Xenograft model analysis and groups of treatment
The HCC cell xenograft model was established as previously described . Briefly, 5 × 106 Bel-7402 cells were injected subcutaneously into the right flank near the hind leg of each nude mouse until the tumor volume was ~ 100 mm3. Biochanin A was dissolved in dimethyl sulfoxide (DMSO) at stock concentration of 100 mM, and stored in the dark at − 20 °C. SB590885 was dissolved in a 10 mM stock solution in DMSO and stored in the dark at − 20 °C. Then, we treated male athymic nude mice bearing palpable Bel-7402 xenografts tumours (~ 100 mm3) with control (vehicle-treated mice) 50 μl 0.5% dimethyl sulfoxide (DMSO), biochanin A (25 mg/kg/day), SB590885 (7.5 mg/kg/day) and the combination by intraperitoneal injection for 5 weeks, 7 times/week. The tumour volume was measured every week and was calculated by the following formula: volume = 1/2 (length × width2). After 5 weeks, the mice were euthanized and the tumours were isolated.
Tumor xenografts were formalin-fixed, paraffin-embedded, and sectioned in preadherent slides. The slides were subjected to the indicated primary antibody against PCNA (1:200) (Cell Signalling Technology, Inc. (Danvers, MA, USA)) overnight. The sections were incubated with secondary antibody and then developed with 3,3′-diaminobenzidine chromogen according to the protocol. All samples were visualized, and images were captured using a DM2500 fluorescence microscope (Danaher, Wetzlar, Germany). Image‑Pro Plus 4.5 software was used to analyse the staining data.
Liver and kidney toxicity analysis
Serum and plasma were tested for liver and kidney safety markers  (ALP, ALT, AST, total bilirubin, creatinine, and urea nitrogen; Additional file 1: Table S2) by using a SpectraMaxi3X(Molecular Devices, Silicon Valley, CA, USA).

AVAILABLE DATA -
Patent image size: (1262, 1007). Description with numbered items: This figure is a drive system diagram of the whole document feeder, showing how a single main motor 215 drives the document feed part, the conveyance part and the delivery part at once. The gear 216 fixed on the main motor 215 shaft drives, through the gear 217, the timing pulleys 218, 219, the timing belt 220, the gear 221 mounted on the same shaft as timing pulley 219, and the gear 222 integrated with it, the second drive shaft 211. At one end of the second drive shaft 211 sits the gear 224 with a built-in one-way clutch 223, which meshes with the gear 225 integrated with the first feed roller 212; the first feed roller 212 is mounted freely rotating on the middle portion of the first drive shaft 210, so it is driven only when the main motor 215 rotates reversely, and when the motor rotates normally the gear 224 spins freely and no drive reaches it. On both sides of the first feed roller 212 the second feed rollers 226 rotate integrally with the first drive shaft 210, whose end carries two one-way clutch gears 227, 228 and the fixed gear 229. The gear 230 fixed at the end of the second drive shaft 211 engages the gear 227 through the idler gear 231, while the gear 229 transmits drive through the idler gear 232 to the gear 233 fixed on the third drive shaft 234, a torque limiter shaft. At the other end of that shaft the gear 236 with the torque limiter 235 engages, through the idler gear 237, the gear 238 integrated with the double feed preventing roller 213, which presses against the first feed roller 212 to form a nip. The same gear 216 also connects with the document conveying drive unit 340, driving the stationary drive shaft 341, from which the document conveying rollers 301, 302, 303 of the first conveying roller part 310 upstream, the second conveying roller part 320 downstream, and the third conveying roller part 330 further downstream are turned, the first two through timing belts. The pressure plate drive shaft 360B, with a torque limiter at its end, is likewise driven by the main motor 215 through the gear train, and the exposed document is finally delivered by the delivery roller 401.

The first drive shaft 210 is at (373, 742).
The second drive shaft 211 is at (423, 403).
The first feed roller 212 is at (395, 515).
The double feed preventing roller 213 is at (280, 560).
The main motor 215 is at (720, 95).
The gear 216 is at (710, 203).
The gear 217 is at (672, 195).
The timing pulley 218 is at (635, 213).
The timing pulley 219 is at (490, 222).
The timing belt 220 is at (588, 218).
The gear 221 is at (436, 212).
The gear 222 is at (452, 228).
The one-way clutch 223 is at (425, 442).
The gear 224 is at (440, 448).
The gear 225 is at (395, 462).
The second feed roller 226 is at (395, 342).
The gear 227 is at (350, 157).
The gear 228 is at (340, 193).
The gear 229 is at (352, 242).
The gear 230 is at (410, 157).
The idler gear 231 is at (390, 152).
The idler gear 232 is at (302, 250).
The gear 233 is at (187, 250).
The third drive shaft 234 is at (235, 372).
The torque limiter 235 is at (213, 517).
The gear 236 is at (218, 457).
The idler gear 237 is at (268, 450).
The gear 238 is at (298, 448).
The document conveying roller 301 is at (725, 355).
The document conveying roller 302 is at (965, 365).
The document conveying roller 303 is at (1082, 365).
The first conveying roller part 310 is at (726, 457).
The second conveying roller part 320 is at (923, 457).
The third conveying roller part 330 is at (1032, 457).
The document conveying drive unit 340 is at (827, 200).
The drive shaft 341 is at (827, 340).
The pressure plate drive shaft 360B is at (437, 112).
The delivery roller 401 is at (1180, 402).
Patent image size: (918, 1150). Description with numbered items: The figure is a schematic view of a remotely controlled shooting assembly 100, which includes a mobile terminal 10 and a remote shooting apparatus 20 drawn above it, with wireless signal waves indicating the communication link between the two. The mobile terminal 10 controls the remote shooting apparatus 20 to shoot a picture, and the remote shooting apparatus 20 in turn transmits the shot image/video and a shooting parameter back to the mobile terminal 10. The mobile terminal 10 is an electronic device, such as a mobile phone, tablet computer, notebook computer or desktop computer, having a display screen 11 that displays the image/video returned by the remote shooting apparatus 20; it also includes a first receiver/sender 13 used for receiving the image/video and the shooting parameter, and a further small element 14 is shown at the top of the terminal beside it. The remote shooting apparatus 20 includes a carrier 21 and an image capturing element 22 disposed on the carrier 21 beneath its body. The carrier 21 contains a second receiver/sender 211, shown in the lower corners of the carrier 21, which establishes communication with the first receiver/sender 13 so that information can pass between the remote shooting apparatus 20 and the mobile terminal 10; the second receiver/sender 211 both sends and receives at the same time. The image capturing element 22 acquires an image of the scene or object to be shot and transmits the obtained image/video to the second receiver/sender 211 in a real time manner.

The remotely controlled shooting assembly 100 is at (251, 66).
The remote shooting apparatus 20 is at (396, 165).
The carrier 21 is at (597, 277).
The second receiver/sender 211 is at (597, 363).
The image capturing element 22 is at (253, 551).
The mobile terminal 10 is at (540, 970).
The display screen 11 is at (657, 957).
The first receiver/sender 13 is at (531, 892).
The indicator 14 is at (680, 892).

WHAT YOU NEED TO DO -
1/ From the xenograft methods text, extract the passage starting at "Liver and kidney toxicity" and ending at "Valley, CA, USA).".
2/ In the xenograft methods text, what daily dose of SB590885 did the mice receive?
3/ Rewrite the paragraph of the xenograft methods text that begins "Tumor xenografts were formalin-fixed" as a short list of its steps.
The lines have no connection to the xenograft methods text.

WRITTEN RESPONSES -
1/
Liver and kidney toxicity analysis
Serum and plasma were tested for liver and kidney safety markers  (ALP, ALT, AST, total bilirubin, creatinine, and urea nitrogen; Additional file 1: Table S2) by using a SpectraMaxi3X(Molecular Devices, Silicon Valley, CA, USA).

2/ 7.5 mg/kg/day

3/
- Tumor xenografts were formalin-fixed, paraffin-embedded, and sectioned onto preadherent slides.
- Slides were incubated overnight with a primary antibody against PCNA (1:200) from Cell Signalling Technology.
- Sections were incubated with a secondary antibody and developed with 3,3′-diaminobenzidine chromogen.
- Images were captured with a DM2500 fluorescence microscope.
- Staining data were analyzed with Image‑Pro Plus 4.5 software.